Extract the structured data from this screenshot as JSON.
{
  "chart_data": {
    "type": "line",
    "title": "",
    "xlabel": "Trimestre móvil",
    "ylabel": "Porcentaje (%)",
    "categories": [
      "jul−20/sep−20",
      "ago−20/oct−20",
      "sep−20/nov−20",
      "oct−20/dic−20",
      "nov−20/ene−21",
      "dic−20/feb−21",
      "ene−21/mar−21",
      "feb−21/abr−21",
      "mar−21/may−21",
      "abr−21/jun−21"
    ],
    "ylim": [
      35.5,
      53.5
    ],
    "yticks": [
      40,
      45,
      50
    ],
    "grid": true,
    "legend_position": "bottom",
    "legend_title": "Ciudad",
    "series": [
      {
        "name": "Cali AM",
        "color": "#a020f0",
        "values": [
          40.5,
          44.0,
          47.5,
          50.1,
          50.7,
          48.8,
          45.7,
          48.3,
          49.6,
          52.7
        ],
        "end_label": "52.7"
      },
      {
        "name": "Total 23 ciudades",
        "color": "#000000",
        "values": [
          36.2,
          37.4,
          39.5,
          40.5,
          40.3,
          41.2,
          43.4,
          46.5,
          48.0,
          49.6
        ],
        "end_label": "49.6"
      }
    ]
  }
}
----------------
• [Requirement]: Your task is to print the whole listing again exactly.

• [Solution to the problem]:
Extract the structured data from this screenshot as JSON.
{
  "chart_data": {
    "type": "line",
    "title": "",
    "xlabel": "Trimestre móvil",
    "ylabel": "Porcentaje (%)",
    "categories": [
      "jul−20/sep−20",
      "ago−20/oct−20",
      "sep−20/nov−20",
      "oct−20/dic−20",
      "nov−20/ene−21",
      "dic−20/feb−21",
      "ene−21/mar−21",
      "feb−21/abr−21",
      "mar−21/may−21",
      "abr−21/jun−21"
    ],
    "ylim": [
      35.5,
      53.5
    ],
    "yticks": [
      40,
      45,
      50
    ],
    "grid": true,
    "legend_position": "bottom",
    "legend_title": "Ciudad",
    "series": [
      {
        "name": "Cali AM",
        "color": "#a020f0",
        "values": [
          40.5,
          44.0,
          47.5,
          50.1,
          50.7,
          48.8,
          45.7,
          48.3,
          49.6,
          52.7
        ],
        "end_label": "52.7"
      },
      {
        "name": "Total 23 ciudades",
        "color": "#000000",
        "values": [
          36.2,
          37.4,
          39.5,
          40.5,
          40.3,
          41.2,
          43.4,
          46.5,
          48.0,
          49.6
        ],
        "end_label": "49.6"
      }
    ]
  }
}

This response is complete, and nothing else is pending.